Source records
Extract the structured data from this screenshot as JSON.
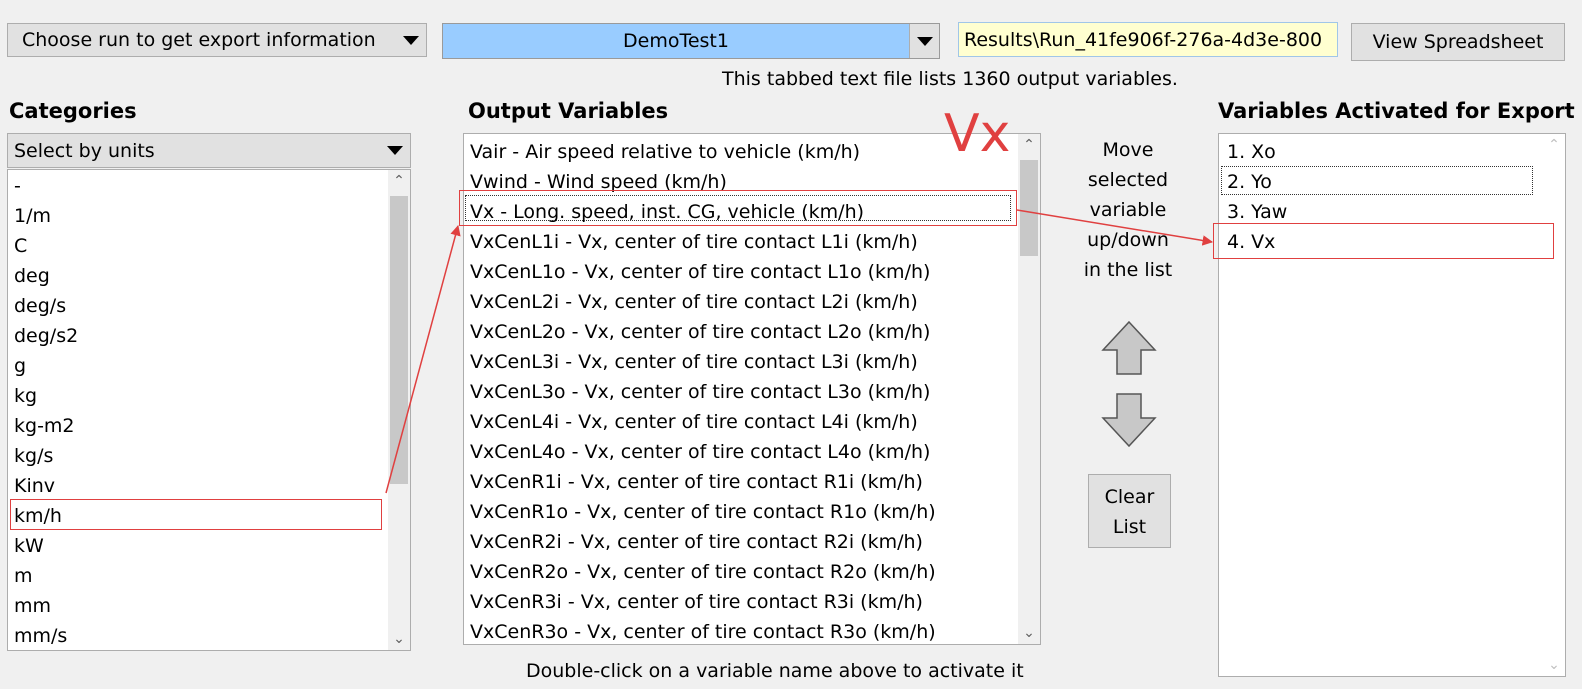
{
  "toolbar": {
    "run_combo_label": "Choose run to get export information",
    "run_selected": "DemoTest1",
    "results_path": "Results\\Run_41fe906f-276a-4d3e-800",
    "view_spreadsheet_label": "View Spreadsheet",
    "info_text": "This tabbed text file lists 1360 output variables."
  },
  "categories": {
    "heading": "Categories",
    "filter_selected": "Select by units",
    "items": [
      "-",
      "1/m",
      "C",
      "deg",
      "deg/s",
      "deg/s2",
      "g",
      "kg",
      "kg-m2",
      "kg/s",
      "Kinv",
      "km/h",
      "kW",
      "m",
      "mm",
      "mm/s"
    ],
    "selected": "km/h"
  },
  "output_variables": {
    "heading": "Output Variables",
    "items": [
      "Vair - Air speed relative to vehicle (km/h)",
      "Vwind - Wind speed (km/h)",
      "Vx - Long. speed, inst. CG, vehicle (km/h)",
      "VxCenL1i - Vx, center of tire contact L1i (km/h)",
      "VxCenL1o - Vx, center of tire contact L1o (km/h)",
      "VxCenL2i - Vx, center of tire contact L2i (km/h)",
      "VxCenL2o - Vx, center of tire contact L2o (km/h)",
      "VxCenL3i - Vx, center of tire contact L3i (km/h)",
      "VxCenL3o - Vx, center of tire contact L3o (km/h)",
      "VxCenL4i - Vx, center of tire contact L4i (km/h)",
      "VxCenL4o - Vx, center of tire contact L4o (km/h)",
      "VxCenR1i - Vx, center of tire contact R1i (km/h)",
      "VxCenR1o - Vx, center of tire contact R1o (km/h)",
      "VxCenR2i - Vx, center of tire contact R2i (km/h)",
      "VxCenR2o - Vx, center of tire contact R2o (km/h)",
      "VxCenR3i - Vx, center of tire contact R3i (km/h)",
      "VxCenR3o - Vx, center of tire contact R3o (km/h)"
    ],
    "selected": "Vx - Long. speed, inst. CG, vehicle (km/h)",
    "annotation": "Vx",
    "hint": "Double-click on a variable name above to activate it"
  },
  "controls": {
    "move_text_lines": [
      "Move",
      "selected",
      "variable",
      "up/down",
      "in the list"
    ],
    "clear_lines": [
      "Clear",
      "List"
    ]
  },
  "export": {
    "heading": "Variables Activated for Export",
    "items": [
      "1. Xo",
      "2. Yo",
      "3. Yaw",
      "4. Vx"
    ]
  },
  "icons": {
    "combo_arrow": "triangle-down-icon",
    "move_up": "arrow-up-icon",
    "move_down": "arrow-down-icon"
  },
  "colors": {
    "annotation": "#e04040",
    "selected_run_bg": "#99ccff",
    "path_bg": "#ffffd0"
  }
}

What the task requires:
From the data above, copy each line that holds "vehicle".

Result of this exercise:
      "Vair - Air speed relative to vehicle (km/h)",
      "Vx - Long. speed, inst. CG, vehicle (km/h)",
    "selected": "Vx - Long. speed, inst. CG, vehicle (km/h)",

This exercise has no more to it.